Task data ::
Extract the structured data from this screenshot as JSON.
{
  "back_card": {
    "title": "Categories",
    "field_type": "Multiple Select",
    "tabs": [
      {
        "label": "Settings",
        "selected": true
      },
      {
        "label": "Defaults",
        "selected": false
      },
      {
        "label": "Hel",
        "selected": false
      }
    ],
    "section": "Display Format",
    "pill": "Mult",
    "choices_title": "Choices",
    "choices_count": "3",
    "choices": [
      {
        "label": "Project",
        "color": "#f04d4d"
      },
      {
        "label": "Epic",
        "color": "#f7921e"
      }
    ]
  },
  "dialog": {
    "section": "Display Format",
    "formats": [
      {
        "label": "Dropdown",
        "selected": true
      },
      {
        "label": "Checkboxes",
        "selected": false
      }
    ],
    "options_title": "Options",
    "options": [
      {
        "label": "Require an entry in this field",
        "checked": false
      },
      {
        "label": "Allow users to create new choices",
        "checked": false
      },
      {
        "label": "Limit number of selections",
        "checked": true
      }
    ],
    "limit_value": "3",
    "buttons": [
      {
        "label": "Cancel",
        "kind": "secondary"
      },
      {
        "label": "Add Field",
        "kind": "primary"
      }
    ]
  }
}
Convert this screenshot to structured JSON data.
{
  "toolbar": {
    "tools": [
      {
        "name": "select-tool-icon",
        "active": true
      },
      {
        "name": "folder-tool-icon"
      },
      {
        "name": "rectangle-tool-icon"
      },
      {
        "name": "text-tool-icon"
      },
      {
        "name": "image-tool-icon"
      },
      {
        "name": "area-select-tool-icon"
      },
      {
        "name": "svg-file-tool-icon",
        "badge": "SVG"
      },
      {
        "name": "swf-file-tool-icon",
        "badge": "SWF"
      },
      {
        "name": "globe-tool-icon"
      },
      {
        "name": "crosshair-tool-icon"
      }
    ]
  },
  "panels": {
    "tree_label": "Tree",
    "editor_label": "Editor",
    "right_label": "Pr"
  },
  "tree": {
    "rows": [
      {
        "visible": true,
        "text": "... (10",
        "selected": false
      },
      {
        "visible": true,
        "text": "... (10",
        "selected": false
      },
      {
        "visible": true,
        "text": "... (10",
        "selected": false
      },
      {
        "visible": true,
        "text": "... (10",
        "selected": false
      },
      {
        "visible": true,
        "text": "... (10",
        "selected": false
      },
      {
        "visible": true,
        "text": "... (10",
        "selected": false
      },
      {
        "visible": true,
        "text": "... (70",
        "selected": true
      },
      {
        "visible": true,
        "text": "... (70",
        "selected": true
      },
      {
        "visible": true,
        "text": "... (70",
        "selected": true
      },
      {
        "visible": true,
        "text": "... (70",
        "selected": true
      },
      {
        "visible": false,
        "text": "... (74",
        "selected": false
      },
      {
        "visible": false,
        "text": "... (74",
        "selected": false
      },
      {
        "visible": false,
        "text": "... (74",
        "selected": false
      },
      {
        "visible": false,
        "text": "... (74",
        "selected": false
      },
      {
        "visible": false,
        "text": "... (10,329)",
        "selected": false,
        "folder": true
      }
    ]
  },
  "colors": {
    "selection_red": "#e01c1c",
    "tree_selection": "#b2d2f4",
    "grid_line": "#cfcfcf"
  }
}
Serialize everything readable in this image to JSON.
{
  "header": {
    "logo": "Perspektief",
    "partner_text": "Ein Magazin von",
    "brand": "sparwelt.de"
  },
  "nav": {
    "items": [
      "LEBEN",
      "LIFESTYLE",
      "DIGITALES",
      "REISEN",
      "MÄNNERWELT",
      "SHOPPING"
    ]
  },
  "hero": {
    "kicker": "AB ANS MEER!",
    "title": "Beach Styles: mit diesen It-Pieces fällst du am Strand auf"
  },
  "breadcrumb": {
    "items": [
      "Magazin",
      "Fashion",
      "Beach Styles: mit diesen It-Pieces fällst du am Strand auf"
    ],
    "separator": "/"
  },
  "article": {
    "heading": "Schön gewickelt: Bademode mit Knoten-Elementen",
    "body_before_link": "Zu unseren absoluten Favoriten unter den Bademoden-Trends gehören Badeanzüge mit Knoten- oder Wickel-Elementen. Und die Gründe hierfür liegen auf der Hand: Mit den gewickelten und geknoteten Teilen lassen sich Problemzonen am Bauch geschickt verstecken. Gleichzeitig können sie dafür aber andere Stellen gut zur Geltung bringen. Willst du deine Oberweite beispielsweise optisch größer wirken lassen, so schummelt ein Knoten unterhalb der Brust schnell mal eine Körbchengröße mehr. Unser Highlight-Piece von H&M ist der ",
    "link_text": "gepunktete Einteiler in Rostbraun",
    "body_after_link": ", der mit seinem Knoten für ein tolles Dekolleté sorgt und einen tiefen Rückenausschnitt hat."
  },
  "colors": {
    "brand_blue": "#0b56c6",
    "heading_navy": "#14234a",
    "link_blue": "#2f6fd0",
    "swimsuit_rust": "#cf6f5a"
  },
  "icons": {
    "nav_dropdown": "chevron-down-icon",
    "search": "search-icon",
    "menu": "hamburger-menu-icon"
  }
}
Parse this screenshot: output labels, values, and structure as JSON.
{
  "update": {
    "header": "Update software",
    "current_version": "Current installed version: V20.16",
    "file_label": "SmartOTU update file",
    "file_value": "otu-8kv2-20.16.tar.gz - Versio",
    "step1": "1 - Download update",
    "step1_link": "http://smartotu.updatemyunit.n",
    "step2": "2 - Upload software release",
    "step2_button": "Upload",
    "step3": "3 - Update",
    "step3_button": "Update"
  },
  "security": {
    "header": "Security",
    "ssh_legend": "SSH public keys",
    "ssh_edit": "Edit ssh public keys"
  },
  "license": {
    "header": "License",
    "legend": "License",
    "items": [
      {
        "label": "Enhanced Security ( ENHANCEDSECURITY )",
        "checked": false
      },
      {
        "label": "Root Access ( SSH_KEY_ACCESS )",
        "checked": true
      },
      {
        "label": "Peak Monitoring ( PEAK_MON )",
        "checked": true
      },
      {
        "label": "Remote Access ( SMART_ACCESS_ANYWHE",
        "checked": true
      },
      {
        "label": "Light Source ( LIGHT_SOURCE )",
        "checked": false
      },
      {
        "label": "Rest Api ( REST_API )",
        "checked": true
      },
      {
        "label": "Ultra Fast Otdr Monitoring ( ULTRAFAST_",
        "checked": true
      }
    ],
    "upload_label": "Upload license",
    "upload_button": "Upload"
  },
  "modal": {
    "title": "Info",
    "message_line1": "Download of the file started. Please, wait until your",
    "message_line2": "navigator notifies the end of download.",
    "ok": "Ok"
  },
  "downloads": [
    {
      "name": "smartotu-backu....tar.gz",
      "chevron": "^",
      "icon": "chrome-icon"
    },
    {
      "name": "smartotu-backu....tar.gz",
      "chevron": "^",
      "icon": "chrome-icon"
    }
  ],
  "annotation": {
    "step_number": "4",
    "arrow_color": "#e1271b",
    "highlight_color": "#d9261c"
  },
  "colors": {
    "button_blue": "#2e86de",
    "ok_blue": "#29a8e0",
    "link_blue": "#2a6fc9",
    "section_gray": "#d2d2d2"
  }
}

Aim ::
Collect each line holding the string "Upload".

Final answer ::
    "step2": "2 - Upload software release",
    "step2_button": "Upload",
    "upload_label": "Upload license",
    "upload_button": "Upload"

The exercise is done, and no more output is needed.